• _What to work on_:
Return each line in the rows below that contains the string "paragraph".

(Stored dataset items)

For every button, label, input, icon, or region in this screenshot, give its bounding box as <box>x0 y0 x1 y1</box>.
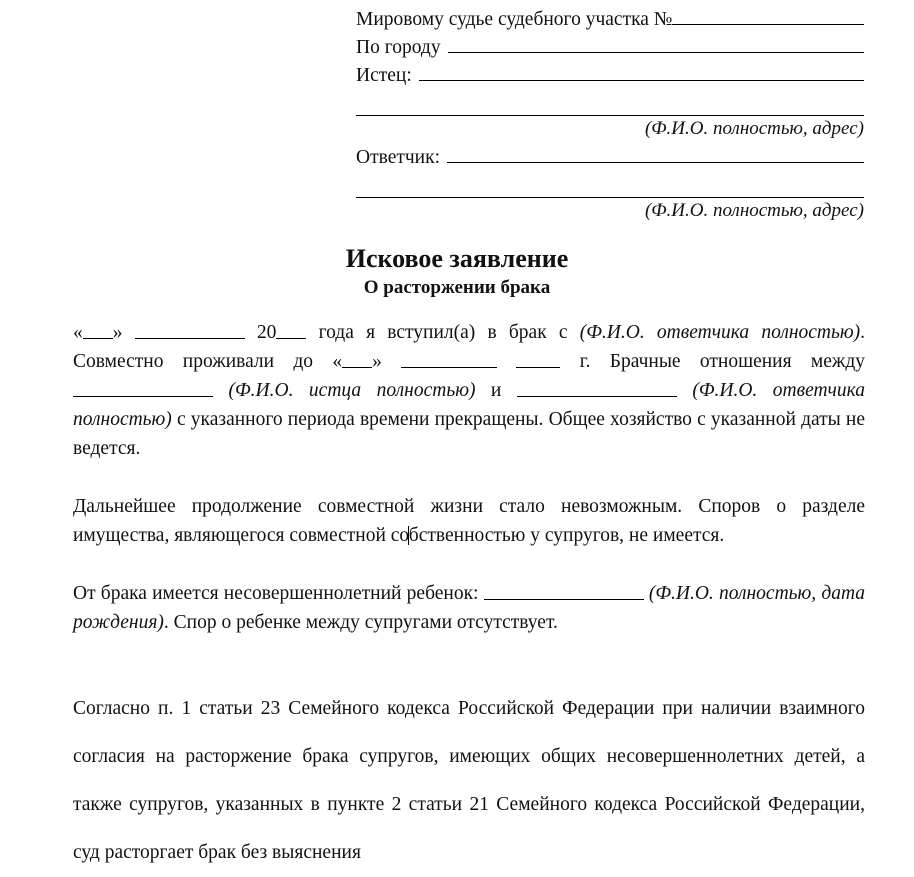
p1-quote-open: « <box>73 322 83 343</box>
p3-hint-child: (Ф.И.О. полностью, дата рождения) <box>73 583 866 633</box>
page-title: Исковое заявление <box>345 244 569 273</box>
paragraph-property <box>73 492 865 550</box>
p1-year-blank[interactable] <box>276 323 306 339</box>
defendant-caption: (Ф.И.О. полностью, адрес) <box>644 200 864 221</box>
court-number-blank[interactable] <box>672 6 864 25</box>
p2-text-1: Дальнейшее продолжение совместной жизни стало невозможным. Споров о разделе имущества, являющегося совместной со <box>73 496 865 546</box>
p1-year2-blank[interactable] <box>516 352 560 368</box>
defendant-label: Ответчик: <box>356 147 441 168</box>
city-label: По городу <box>356 37 441 58</box>
p1-text-2: . Совместно проживали до « <box>73 322 866 372</box>
p1-text-3: г. Брачные отношения между <box>579 351 866 372</box>
court-number-label: Мировому судье судебного участка № <box>356 9 673 30</box>
p1-quote-close-2: » <box>372 351 382 372</box>
plaintiff-label: Истец: <box>356 65 412 86</box>
addressee-block <box>356 6 864 224</box>
p1-plaintiff-blank[interactable] <box>73 381 213 397</box>
p2-text-2: бственностью у супругов, не имеется. <box>408 525 725 546</box>
paragraph-legal-basis: Согласно п. 1 статьи 23 Семейного кодекса Российской Федерации при наличии взаимного согласия на расторжение брака супругов, имеющих общих несовершеннолетних детей, а также супругов, указанных в пункте 2 статьи 21 Семейного кодекса Российской Федерации, суд расторгает брак без выяснения <box>73 698 865 863</box>
p1-day-blank[interactable] <box>83 323 113 339</box>
city-row <box>356 34 864 62</box>
p1-text-4: с указанного периода времени прекращены. Общее хозяйство с указанной даты не ведется. <box>73 409 866 459</box>
p1-quote-close: » <box>112 322 123 343</box>
paragraph-marriage-details <box>73 318 865 463</box>
defendant-blank[interactable] <box>447 144 864 163</box>
plaintiff-caption: (Ф.И.О. полностью, адрес) <box>644 118 864 139</box>
p1-text-1: года я вступил(а) в брак с <box>318 322 568 343</box>
p1-and: и <box>490 380 502 401</box>
p1-hint-plaintiff: (Ф.И.О. истца полностью) <box>228 380 476 401</box>
p1-defendant-blank[interactable] <box>517 381 677 397</box>
document-body <box>73 318 865 877</box>
defendant-row <box>356 144 864 172</box>
p1-hint-defendant-1: (Ф.И.О. ответчика полностью) <box>579 322 861 343</box>
plaintiff-blank[interactable] <box>419 62 864 81</box>
paragraph-child <box>73 579 865 637</box>
plaintiff-address-blank[interactable] <box>356 94 864 116</box>
p1-year-prefix: 20 <box>256 322 277 343</box>
p3-text-1: От брака имеется несовершеннолетний ребенок: <box>73 583 479 604</box>
plaintiff-row <box>356 62 864 90</box>
p1-month-blank[interactable] <box>135 323 245 339</box>
p1-day2-blank[interactable] <box>342 352 372 368</box>
city-blank[interactable] <box>448 34 864 53</box>
p1-month2-blank[interactable] <box>401 352 497 368</box>
p3-text-2: . Спор о ребенке между супругами отсутствует. <box>163 612 558 633</box>
p3-child-blank[interactable] <box>484 584 644 600</box>
court-number-row <box>356 6 864 34</box>
p1-hint-defendant-2: (Ф.И.О. ответчика полностью) <box>73 380 865 430</box>
page-subtitle: О расторжении брака <box>363 277 551 298</box>
defendant-address-blank[interactable] <box>356 176 864 198</box>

• _Answer in full_:
paragraph-property <box>73 492 865 550</box>
paragraph-legal-basis: Согласно п. 1 статьи 23 Семейного кодекса Российской Федерации при наличии взаимного согласия на расторжение брака супругов, имеющих общих несовершеннолетних детей, а также супругов, указанных в пункте 2 статьи 21 Семейного кодекса Российской Федерации, суд расторгает брак без выяснения <box>73 698 865 863</box>
paragraph-marriage-details <box>73 318 865 463</box>
paragraph-child <box>73 579 865 637</box>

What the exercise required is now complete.